::: SOURCE RECORDS

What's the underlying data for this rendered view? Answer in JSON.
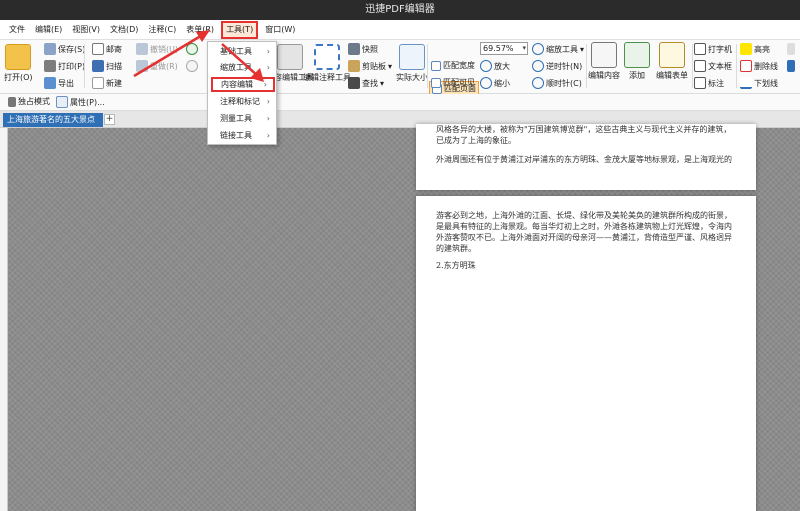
{
  "title": "迅捷PDF编辑器",
  "menu": [
    "文件",
    "编辑(E)",
    "视图(V)",
    "文档(D)",
    "注释(C)",
    "表单(R)",
    "工具(T)",
    "窗口(W)"
  ],
  "ribbon": {
    "open": "打开(O)",
    "save": "保存(S)",
    "print": "打印(P)",
    "export": "导出",
    "mail": "邮寄",
    "scan": "扫描",
    "new": "新建",
    "undo": "撤销(U)",
    "redo": "重做(R)",
    "content_edit_tool": "内容编辑工具",
    "annotation_edit_tool": "编辑注释工具",
    "snapshot": "快照",
    "clipboard": "剪贴板",
    "find": "查找",
    "actual_size": "实际大小",
    "fit_page": "匹配页面",
    "fit_width": "匹配宽度",
    "fit_visible": "匹配可见",
    "zoom_value": "69.57%",
    "zoom_tool": "缩放工具",
    "zoom_in": "放大",
    "zoom_out": "缩小",
    "rotate_ccw": "逆时针(N)",
    "rotate_cw": "顺时针(C)",
    "edit_content": "编辑内容",
    "add": "添加",
    "edit_form": "编辑表单",
    "typewriter": "打字机",
    "textbox": "文本框",
    "callout": "标注",
    "highlight": "高亮",
    "strikeout": "删除线",
    "underline": "下划线"
  },
  "toolbar2": {
    "sticky_mode": "独占模式",
    "properties": "属性(P)..."
  },
  "tab": {
    "label": "上海旅游著名的五大景点",
    "close": "×",
    "new": "+"
  },
  "dropdown": [
    {
      "label": "基础工具"
    },
    {
      "label": "缩放工具"
    },
    {
      "label": "内容编辑"
    },
    {
      "label": "注释和标记"
    },
    {
      "label": "测量工具"
    },
    {
      "label": "链接工具"
    }
  ],
  "page1": {
    "para1": "风格各异的大楼，被称为\"万国建筑博览群\"，这些古典主义与现代主义并存的建筑，已成为了上海的象征。",
    "para2": "外滩周围还有位于黄浦江对岸浦东的东方明珠、金茂大厦等地标景观，是上海观光的"
  },
  "page2": {
    "para1": "游客必到之地，上海外滩的江面、长堤、绿化带及美轮美奂的建筑群所构成的街景，是最具有特征的上海景观。每当华灯初上之时，外滩各栋建筑物上灯光辉煌，令海内外游客赞叹不已。上海外滩面对开阔的母亲河——黄浦江，背倚造型严谨、风格迥异的建筑群。",
    "heading": "2.东方明珠"
  },
  "colors": {
    "highlight_red": "#e5312f",
    "tab_blue": "#2f6fb5",
    "fit_page_bg": "#fde3b8"
  }
}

::::::

Except for the pictures, reproduce every line exactly.

OUTPUT FOR THIS EXERCISE:
What's the underlying data for this rendered view? Answer in JSON.
{
  "title": "迅捷PDF编辑器",
  "menu": [
    "文件",
    "编辑(E)",
    "视图(V)",
    "文档(D)",
    "注释(C)",
    "表单(R)",
    "工具(T)",
    "窗口(W)"
  ],
  "ribbon": {
    "open": "打开(O)",
    "save": "保存(S)",
    "print": "打印(P)",
    "export": "导出",
    "mail": "邮寄",
    "scan": "扫描",
    "new": "新建",
    "undo": "撤销(U)",
    "redo": "重做(R)",
    "content_edit_tool": "内容编辑工具",
    "annotation_edit_tool": "编辑注释工具",
    "snapshot": "快照",
    "clipboard": "剪贴板",
    "find": "查找",
    "actual_size": "实际大小",
    "fit_page": "匹配页面",
    "fit_width": "匹配宽度",
    "fit_visible": "匹配可见",
    "zoom_value": "69.57%",
    "zoom_tool": "缩放工具",
    "zoom_in": "放大",
    "zoom_out": "缩小",
    "rotate_ccw": "逆时针(N)",
    "rotate_cw": "顺时针(C)",
    "edit_content": "编辑内容",
    "add": "添加",
    "edit_form": "编辑表单",
    "typewriter": "打字机",
    "textbox": "文本框",
    "callout": "标注",
    "highlight": "高亮",
    "strikeout": "删除线",
    "underline": "下划线"
  },
  "toolbar2": {
    "sticky_mode": "独占模式",
    "properties": "属性(P)..."
  },
  "tab": {
    "label": "上海旅游著名的五大景点",
    "close": "×",
    "new": "+"
  },
  "dropdown": [
    {
      "label": "基础工具"
    },
    {
      "label": "缩放工具"
    },
    {
      "label": "内容编辑"
    },
    {
      "label": "注释和标记"
    },
    {
      "label": "测量工具"
    },
    {
      "label": "链接工具"
    }
  ],
  "page1": {
    "para1": "风格各异的大楼，被称为\"万国建筑博览群\"，这些古典主义与现代主义并存的建筑，已成为了上海的象征。",
    "para2": "外滩周围还有位于黄浦江对岸浦东的东方明珠、金茂大厦等地标景观，是上海观光的"
  },
  "page2": {
    "para1": "游客必到之地，上海外滩的江面、长堤、绿化带及美轮美奂的建筑群所构成的街景，是最具有特征的上海景观。每当华灯初上之时，外滩各栋建筑物上灯光辉煌，令海内外游客赞叹不已。上海外滩面对开阔的母亲河——黄浦江，背倚造型严谨、风格迥异的建筑群。",
    "heading": "2.东方明珠"
  },
  "colors": {
    "highlight_red": "#e5312f",
    "tab_blue": "#2f6fb5",
    "fit_page_bg": "#fde3b8"
  }
}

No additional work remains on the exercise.